***** INPUT FOR THIS TASK *****

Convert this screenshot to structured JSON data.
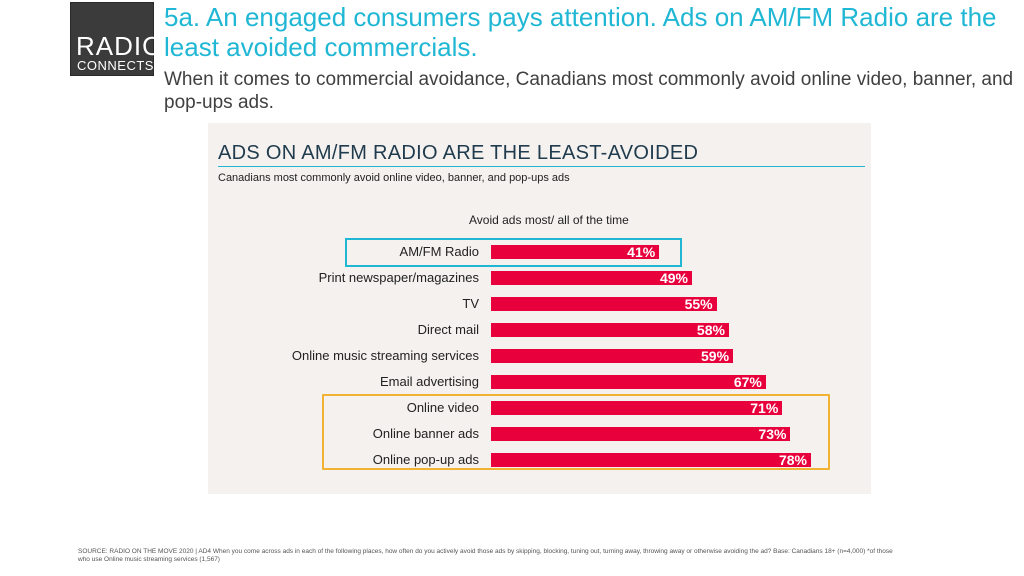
{
  "header": {
    "logo_line1": "RADIO",
    "logo_line2": "CONNECTS",
    "title": "5a. An engaged consumers pays attention.  Ads on AM/FM Radio are the least avoided commercials.",
    "subtitle": "When it comes to commercial avoidance, Canadians most commonly avoid online video, banner, and pop-ups ads."
  },
  "colors": {
    "accent": "#20b7d5",
    "bar": "#e8003d",
    "highlight_gold": "#f2b233",
    "panel_bg": "#f4f1ee"
  },
  "chart_data": {
    "type": "bar",
    "orientation": "horizontal",
    "title": "ADS ON AM/FM RADIO ARE THE LEAST-AVOIDED",
    "subtitle": "Canadians most commonly avoid online video, banner, and pop-ups ads",
    "ylabel": "Avoid ads most/ all of the time",
    "categories": [
      "AM/FM Radio",
      "Print newspaper/magazines",
      "TV",
      "Direct mail",
      "Online music streaming services",
      "Email advertising",
      "Online video",
      "Online banner ads",
      "Online pop-up ads"
    ],
    "values": [
      41,
      49,
      55,
      58,
      59,
      67,
      71,
      73,
      78
    ],
    "value_labels": [
      "41%",
      "49%",
      "55%",
      "58%",
      "59%",
      "67%",
      "71%",
      "73%",
      "78%"
    ],
    "highlighted": {
      "teal": [
        "AM/FM Radio"
      ],
      "gold": [
        "Online video",
        "Online banner ads",
        "Online pop-up ads"
      ]
    },
    "grid": false
  },
  "footer": {
    "source": "SOURCE: RADIO ON THE MOVE 2020  | AD4  When you come across ads in each of the following places, how often do you actively avoid those ads by skipping, blocking, tuning out, turning away, throwing away or otherwise avoiding the ad?  Base:  Canadians 18+ (n=4,000)  *of those who use Online music streaming services (1,567)"
  }
}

*****

Go through the records and gather the lines that hold "commonly".

### ANSWER
    "subtitle": "When it comes to commercial avoidance, Canadians most commonly avoid online video, banner, and pop-ups ads."
    "subtitle": "Canadians most commonly avoid online video, banner, and pop-ups ads",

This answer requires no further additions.